**SET EXERCISE**
Render every line of the items below as a Markdown table with the columns Row and Line, numbering the rows and skipping blank lines. Omit the pictures from the table.

**DATA PROVIDED**
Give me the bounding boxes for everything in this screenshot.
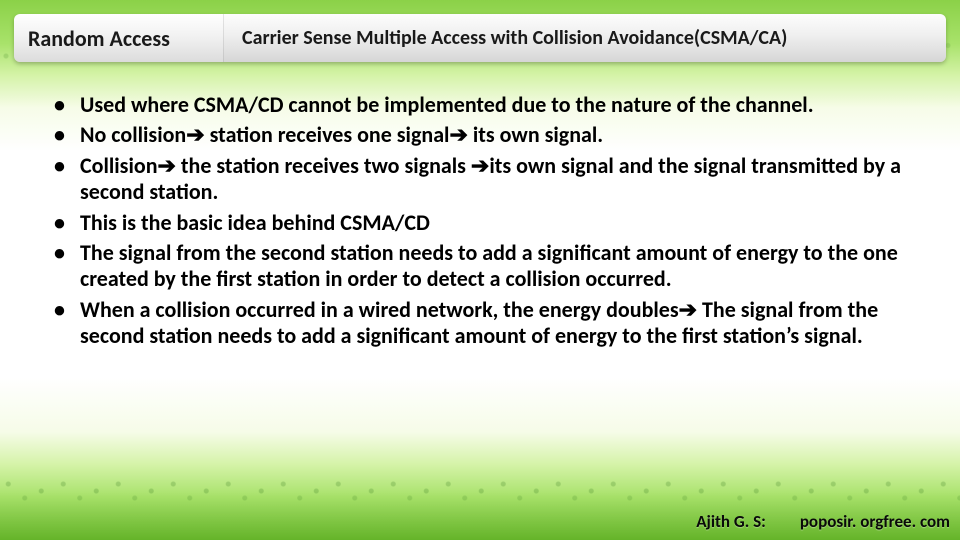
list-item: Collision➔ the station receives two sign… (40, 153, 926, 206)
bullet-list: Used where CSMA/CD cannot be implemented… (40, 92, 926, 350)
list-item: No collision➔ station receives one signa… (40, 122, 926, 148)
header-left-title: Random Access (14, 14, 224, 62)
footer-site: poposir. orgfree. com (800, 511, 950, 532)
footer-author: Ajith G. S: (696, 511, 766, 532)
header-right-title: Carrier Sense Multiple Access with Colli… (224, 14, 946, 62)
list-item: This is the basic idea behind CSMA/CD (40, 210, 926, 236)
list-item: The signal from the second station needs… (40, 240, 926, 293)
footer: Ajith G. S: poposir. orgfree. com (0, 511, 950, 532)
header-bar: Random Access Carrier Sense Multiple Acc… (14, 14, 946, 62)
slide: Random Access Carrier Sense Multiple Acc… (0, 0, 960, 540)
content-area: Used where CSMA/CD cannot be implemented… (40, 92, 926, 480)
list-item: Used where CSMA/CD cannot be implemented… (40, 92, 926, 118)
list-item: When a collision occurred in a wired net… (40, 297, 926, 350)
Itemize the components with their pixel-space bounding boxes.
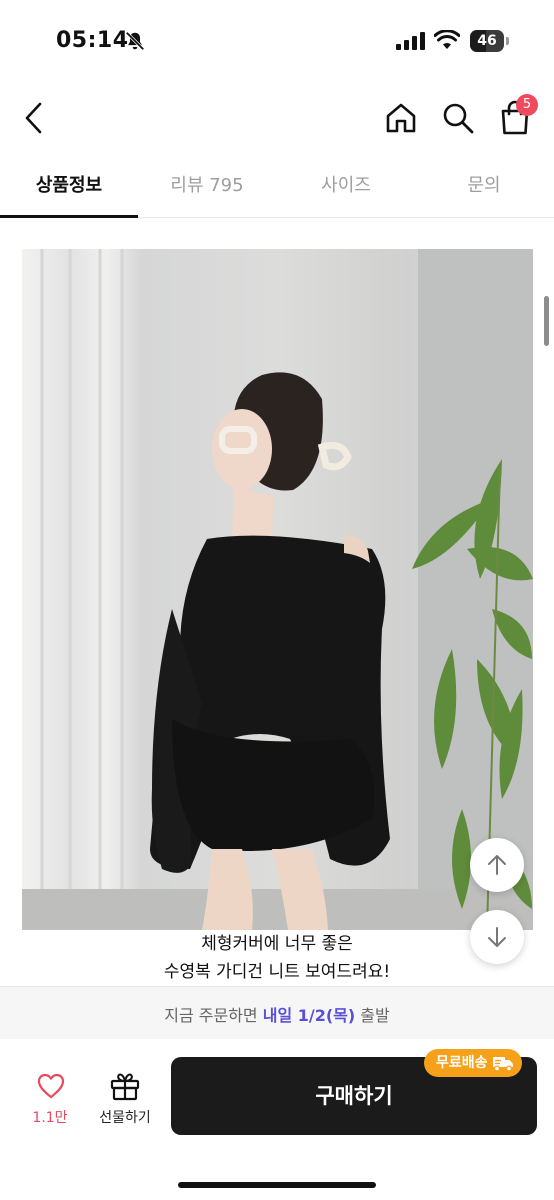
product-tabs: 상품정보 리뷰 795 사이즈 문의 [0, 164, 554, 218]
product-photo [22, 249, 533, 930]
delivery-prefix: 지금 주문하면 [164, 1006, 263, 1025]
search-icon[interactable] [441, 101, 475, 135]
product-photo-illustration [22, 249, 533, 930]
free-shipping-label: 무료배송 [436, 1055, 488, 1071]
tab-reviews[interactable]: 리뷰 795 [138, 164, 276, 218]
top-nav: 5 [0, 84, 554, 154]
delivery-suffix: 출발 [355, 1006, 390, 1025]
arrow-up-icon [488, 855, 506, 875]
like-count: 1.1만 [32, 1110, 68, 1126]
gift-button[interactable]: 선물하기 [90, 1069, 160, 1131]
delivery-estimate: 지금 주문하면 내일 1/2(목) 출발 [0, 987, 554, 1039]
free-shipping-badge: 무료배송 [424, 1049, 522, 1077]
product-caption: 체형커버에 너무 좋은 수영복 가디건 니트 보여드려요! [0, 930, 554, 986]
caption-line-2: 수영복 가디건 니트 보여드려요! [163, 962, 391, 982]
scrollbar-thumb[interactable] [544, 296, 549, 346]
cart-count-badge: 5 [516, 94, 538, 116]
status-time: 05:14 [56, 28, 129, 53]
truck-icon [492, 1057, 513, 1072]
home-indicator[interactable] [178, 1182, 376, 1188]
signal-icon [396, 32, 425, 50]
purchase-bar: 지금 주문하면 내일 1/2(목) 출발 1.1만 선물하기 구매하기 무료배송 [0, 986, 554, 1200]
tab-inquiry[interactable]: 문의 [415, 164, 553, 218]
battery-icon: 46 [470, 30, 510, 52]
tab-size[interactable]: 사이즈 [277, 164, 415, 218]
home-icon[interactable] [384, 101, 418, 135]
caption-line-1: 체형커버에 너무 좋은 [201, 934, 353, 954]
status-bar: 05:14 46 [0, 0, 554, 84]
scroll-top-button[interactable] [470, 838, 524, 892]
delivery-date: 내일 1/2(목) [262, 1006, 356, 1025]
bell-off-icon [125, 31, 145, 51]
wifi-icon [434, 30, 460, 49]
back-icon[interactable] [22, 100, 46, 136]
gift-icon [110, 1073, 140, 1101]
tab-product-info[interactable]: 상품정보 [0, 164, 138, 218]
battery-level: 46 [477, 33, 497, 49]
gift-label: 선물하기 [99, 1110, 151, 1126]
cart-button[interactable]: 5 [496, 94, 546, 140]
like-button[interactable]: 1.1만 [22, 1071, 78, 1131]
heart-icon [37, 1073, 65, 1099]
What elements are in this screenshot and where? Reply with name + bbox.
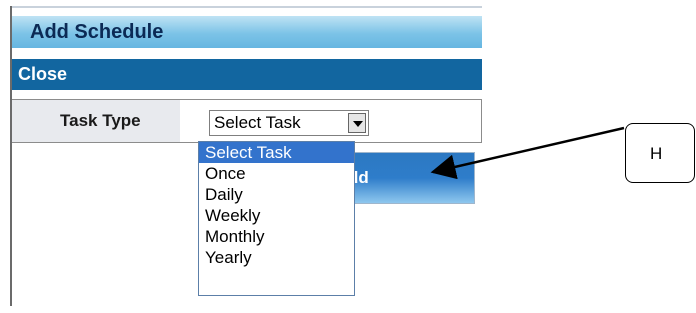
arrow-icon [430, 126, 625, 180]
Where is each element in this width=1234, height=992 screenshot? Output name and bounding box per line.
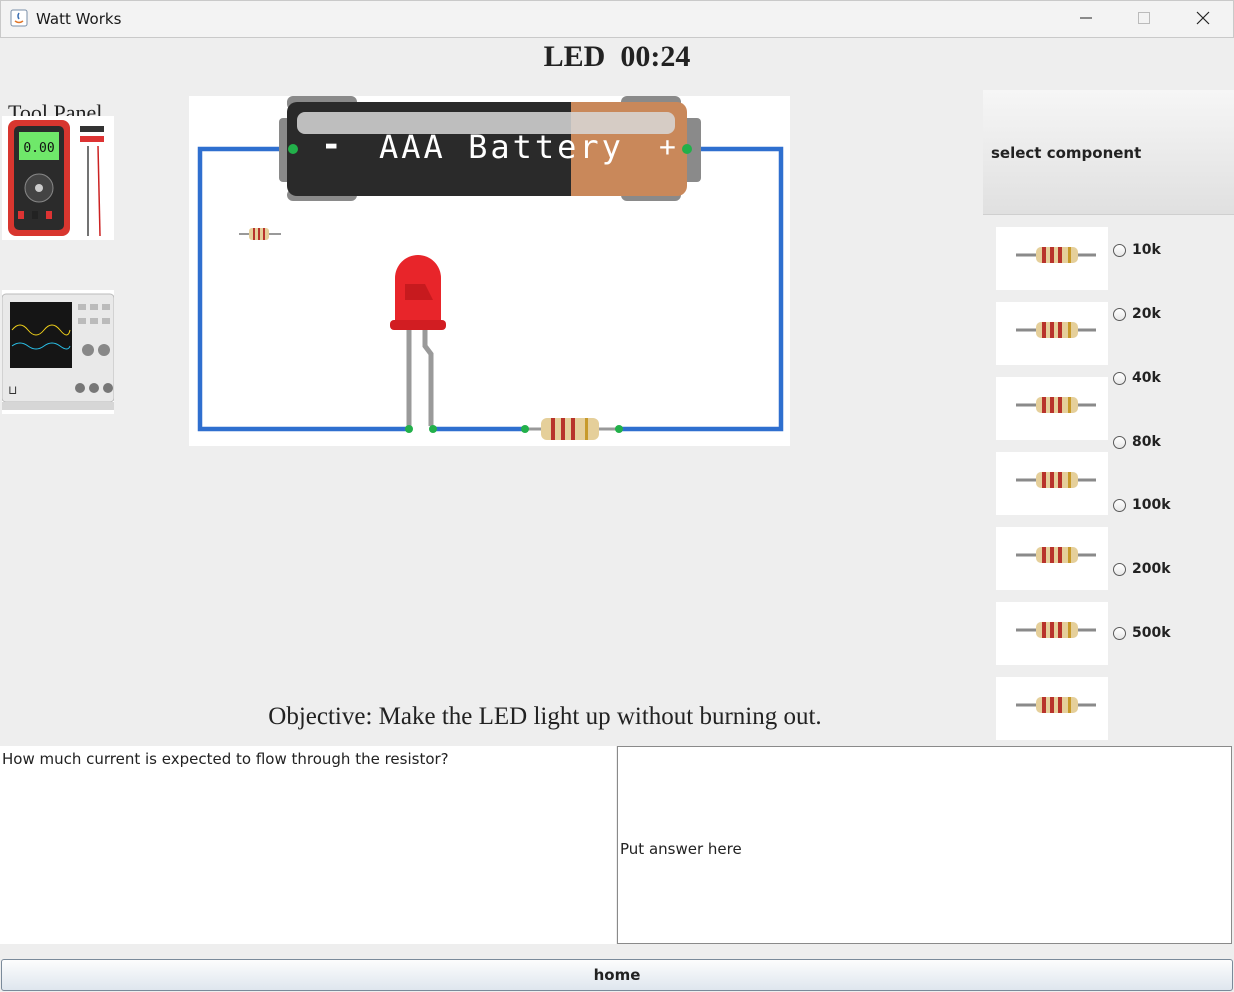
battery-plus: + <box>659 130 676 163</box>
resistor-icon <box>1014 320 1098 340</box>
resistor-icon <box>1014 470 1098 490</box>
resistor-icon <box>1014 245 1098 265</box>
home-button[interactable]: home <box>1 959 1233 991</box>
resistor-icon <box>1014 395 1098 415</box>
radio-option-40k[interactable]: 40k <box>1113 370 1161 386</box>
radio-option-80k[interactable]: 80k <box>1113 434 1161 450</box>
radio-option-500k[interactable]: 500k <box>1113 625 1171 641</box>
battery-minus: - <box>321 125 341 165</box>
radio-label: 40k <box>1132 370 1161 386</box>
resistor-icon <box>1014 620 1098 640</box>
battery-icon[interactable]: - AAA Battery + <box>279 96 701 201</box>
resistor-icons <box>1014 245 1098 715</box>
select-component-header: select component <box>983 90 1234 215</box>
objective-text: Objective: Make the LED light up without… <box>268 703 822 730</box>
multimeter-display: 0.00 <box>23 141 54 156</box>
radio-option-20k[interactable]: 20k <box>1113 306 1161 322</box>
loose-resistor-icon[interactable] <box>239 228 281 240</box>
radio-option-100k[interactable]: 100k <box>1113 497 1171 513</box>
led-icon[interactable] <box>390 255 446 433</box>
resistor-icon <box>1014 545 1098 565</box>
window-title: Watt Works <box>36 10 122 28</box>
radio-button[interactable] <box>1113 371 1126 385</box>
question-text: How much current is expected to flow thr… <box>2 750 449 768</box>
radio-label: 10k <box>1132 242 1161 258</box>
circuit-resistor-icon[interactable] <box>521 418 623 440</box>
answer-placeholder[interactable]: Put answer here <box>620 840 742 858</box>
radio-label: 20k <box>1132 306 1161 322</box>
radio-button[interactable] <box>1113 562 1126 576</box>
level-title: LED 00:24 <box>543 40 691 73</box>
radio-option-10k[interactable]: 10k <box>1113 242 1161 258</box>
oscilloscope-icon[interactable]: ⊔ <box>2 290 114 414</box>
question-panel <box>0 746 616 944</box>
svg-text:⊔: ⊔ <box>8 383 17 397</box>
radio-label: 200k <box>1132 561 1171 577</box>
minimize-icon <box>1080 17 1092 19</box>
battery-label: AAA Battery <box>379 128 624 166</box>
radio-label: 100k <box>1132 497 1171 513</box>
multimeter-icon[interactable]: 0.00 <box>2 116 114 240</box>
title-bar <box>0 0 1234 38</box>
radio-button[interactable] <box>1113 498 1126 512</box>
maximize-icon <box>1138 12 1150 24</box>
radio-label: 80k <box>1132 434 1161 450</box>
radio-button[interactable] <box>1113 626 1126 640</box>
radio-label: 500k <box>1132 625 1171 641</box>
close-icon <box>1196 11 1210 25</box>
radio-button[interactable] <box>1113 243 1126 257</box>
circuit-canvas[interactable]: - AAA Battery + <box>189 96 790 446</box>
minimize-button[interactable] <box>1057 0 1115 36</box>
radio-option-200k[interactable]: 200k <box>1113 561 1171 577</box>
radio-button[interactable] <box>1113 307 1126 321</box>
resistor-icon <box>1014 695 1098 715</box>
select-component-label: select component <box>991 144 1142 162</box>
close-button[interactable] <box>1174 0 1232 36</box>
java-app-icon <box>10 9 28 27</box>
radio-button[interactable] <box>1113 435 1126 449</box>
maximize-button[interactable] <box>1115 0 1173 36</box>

**COMPLETE OUTPUT**
| Row | Line |
|---|---|
| 1 | Give me the bounding boxes for everything in this screenshot. |
| 2 | list-item: Collision➔ the station receives two sign… (40, 153, 926, 206) |
| 3 | bullet-list: Used where CSMA/CD cannot be implemented… (40, 92, 926, 350) |
| 4 | list-item: No collision➔ station receives one signa… (40, 122, 926, 148) |
| 5 | header-left-title: Random Access (14, 14, 224, 62) |
| 6 | footer-site: poposir. orgfree. com (800, 511, 950, 532) |
| 7 | footer-author: Ajith G. S: (696, 511, 766, 532) |
| 8 | header-right-title: Carrier Sense Multiple Access with Colli… (224, 14, 946, 62) |
| 9 | list-item: This is the basic idea behind CSMA/CD (40, 210, 926, 236) |
| 10 | list-item: The signal from the second station needs… (40, 240, 926, 293) |
| 11 | footer: Ajith G. S: poposir. orgfree. com (0, 511, 950, 532) |
| 12 | header-bar: Random Access Carrier Sense Multiple Acc… (14, 14, 946, 62) |
| 13 | slide: Random Access Carrier Sense Multiple Acc… (0, 0, 960, 540) |
| 14 | content-area: Used where CSMA/CD cannot be implemented… (40, 92, 926, 480) |
| 15 | list-item: Used where CSMA/CD cannot be implemented… (40, 92, 926, 118) |
| 16 | list-item: When a collision occurred in a wired net… (40, 297, 926, 350) |
| 17 | Itemize the components with their pixel-space bounding boxes. |
| 18 | product-tabs: 상품정보 리뷰 795 사이즈 문의 [0, 164, 554, 218] |
| 19 | product-photo [22, 249, 533, 930] |
| 20 | delivery-prefix: 지금 주문하면 [164, 1006, 263, 1025] |
| 21 | search-icon[interactable] [441, 101, 475, 135] |
| 22 | product-photo-illustration [22, 249, 533, 930] |
| 23 | free-shipping-label: 무료배송 [436, 1055, 488, 1071] |
| 24 | tab-reviews[interactable]: 리뷰 795 [138, 164, 276, 218] |
| 25 | top-nav: 5 [0, 84, 554, 154] |
| 26 | delivery-suffix: 출발 [355, 1006, 390, 1025] |
| 27 | arrow-up-icon [488, 855, 506, 875] |
| 28 | like-count: 1.1만 [32, 1110, 68, 1126] |
| 29 | gift-button[interactable]: 선물하기 [90, 1069, 160, 1131] |
| 30 | delivery-estimate: 지금 주문하면 내일 1/2(목) 출발 [0, 987, 554, 1039] |
| 31 | free-shipping-badge: 무료배송 [424, 1049, 522, 1077] |
| 32 | product-caption: 체형커버에 너무 좋은 수영복 가디건 니트 보여드려요! [0, 930, 554, 986] |
| 33 | caption-line-2: 수영복 가디건 니트 보여드려요! [163, 962, 391, 982] |
| 34 | scrollbar-thumb[interactable] [544, 296, 549, 346] |
| 35 | cart-count-badge: 5 [516, 94, 538, 116] |
| 36 | status-time: 05:14 [56, 28, 129, 53] |
| 37 | truck-icon [492, 1057, 513, 1072] |
| 38 | home-indicator[interactable] [178, 1182, 376, 1188] |
| 39 | signal-icon [396, 32, 425, 50] |
| 40 | purchase-bar: 지금 주문하면 내일 1/2(목) 출발 1.1만 선물하기 구매하기 무료배송 [0, 986, 554, 1200] |
| 41 | tab-inquiry[interactable]: 문의 [415, 164, 553, 218] |
| 42 | battery-icon: 46 [470, 30, 510, 52] |
| 43 | tab-size[interactable]: 사이즈 [277, 164, 415, 218] |
| 44 | home-icon[interactable] [384, 101, 418, 135] |
| 45 | caption-line-1: 체형커버에 너무 좋은 [201, 934, 353, 954] |
| 46 | status-bar: 05:14 46 [0, 0, 554, 84] |
| 47 | scroll-top-button[interactable] [470, 838, 524, 892] |
| 48 | delivery-date: 내일 1/2(목) [262, 1006, 356, 1025] |
| 49 | bell-off-icon [125, 31, 145, 51] |
| 50 | wifi-icon [434, 30, 460, 49] |
| 51 | back-icon[interactable] [22, 100, 46, 136] |
| 52 | gift-icon [110, 1073, 140, 1101] |
| 53 | tab-product-info[interactable]: 상품정보 [0, 164, 138, 218] |
| 54 | battery-level: 46 [477, 33, 497, 49] |
| 55 | gift-label: 선물하기 [99, 1110, 151, 1126] |
| 56 | cart-button[interactable]: 5 [496, 94, 546, 140] |
| 57 | like-button[interactable]: 1.1만 [22, 1071, 78, 1131] |
| 58 | heart-icon [37, 1073, 65, 1099] |
| 59 | What elements are in this screenshot and where? Reply with name + bbox. |
| 60 | arrow-icon [430, 126, 625, 180] |
| 61 | Where is each element in this width=1234, height=992 screenshot? Output name and bounding box per line. |
| 62 | battery-plus: + <box>659 130 676 163</box> |
| 63 | resistor-icon <box>1014 320 1098 340</box> |
| 64 | resistor-icon <box>1014 470 1098 490</box> |
| 65 | resistor-icon <box>1014 245 1098 265</box> |
| 66 | home-button[interactable]: home <box>1 959 1233 991</box> |
| 67 | resistor-icon <box>1014 395 1098 415</box> |
| 68 | radio-option-40k[interactable]: 40k <box>1113 370 1161 386</box> |
| 69 | radio-option-80k[interactable]: 80k <box>1113 434 1161 450</box> |
| 70 | radio-option-500k[interactable]: 500k <box>1113 625 1171 641</box> |
| 71 | battery-minus: - <box>321 125 341 165</box> |
| 72 | radio-label: 40k <box>1132 370 1161 386</box> |
| 73 | resistor-icon <box>1014 620 1098 640</box> |
| 74 | battery-icon[interactable]: - AAA Battery + <box>279 96 701 201</box> |
| 75 | resistor-icons <box>1014 245 1098 715</box> |
| 76 | select-component-header: select component <box>983 90 1234 215</box> |
| 77 | objective-text: Objective: Make the LED light up without… <box>268 703 822 730</box> |
| 78 | multimeter-display: 0.00 <box>23 141 54 156</box> |
| 79 | radio-option-20k[interactable]: 20k <box>1113 306 1161 322</box> |
| 80 | loose-resistor-icon[interactable] <box>239 228 281 240</box> |
| 81 | radio-option-100k[interactable]: 100k <box>1113 497 1171 513</box> |
| 82 | led-icon[interactable] <box>390 255 446 433</box> |
| 83 | resistor-icon <box>1014 545 1098 565</box> |
| 84 | window-title: Watt Works <box>36 10 122 28</box> |
| 85 | radio-button[interactable] <box>1113 371 1126 385</box> |
| 86 | question-text: How much current is expected to flow thr… <box>2 750 449 768</box> |
| 87 | radio-label: 10k <box>1132 242 1161 258</box> |
| 88 | circuit-resistor-icon[interactable] <box>521 418 623 440</box> |
| 89 | answer-placeholder[interactable]: Put answer here <box>620 840 742 858</box> |
| 90 | radio-label: 20k <box>1132 306 1161 322</box> |
| 91 | radio-button[interactable] <box>1113 562 1126 576</box> |
| 92 | level-title: LED 00:24 <box>543 40 691 73</box> |
| 93 | radio-option-10k[interactable]: 10k <box>1113 242 1161 258</box> |
| 94 | oscilloscope-icon[interactable]: ⊔ <box>2 290 114 414</box> |
| 95 | question-panel <box>0 746 616 944</box> |
| 96 | svg-text:⊔: ⊔ <box>8 383 17 397</box> |
| 97 | radio-label: 200k <box>1132 561 1171 577</box> |
| 98 | minimize-icon <box>1080 17 1092 19</box> |
| 99 | battery-label: AAA Battery <box>379 128 624 166</box> |
| 100 | radio-label: 100k <box>1132 497 1171 513</box> |
| 101 | multimeter-icon[interactable]: 0.00 <box>2 116 114 240</box> |
| 102 | title-bar <box>0 0 1234 38</box> |
| 103 | radio-button[interactable] <box>1113 498 1126 512</box> |
| 104 | maximize-icon <box>1138 12 1150 24</box> |
| 105 | radio-label: 80k <box>1132 434 1161 450</box> |
| 106 | radio-button[interactable] <box>1113 626 1126 640</box> |
| 107 | radio-label: 500k <box>1132 625 1171 641</box> |
| 108 | close-icon <box>1196 11 1210 25</box> |
| 109 | radio-button[interactable] <box>1113 243 1126 257</box> |
| 110 | circuit-canvas[interactable]: - AAA Battery + <box>189 96 790 446</box> |
| 111 | minimize-button[interactable] <box>1057 0 1115 36</box> |
| 112 | radio-option-200k[interactable]: 200k <box>1113 561 1171 577</box> |
| 113 | radio-button[interactable] <box>1113 307 1126 321</box> |
| 114 | resistor-icon <box>1014 695 1098 715</box> |
| 115 | select-component-label: select component <box>991 144 1142 162</box> |
| 116 | close-button[interactable] <box>1174 0 1232 36</box> |
| 117 | java-app-icon <box>10 9 28 27</box> |
| 118 | radio-button[interactable] <box>1113 435 1126 449</box> |
| 119 | maximize-button[interactable] <box>1115 0 1173 36</box> |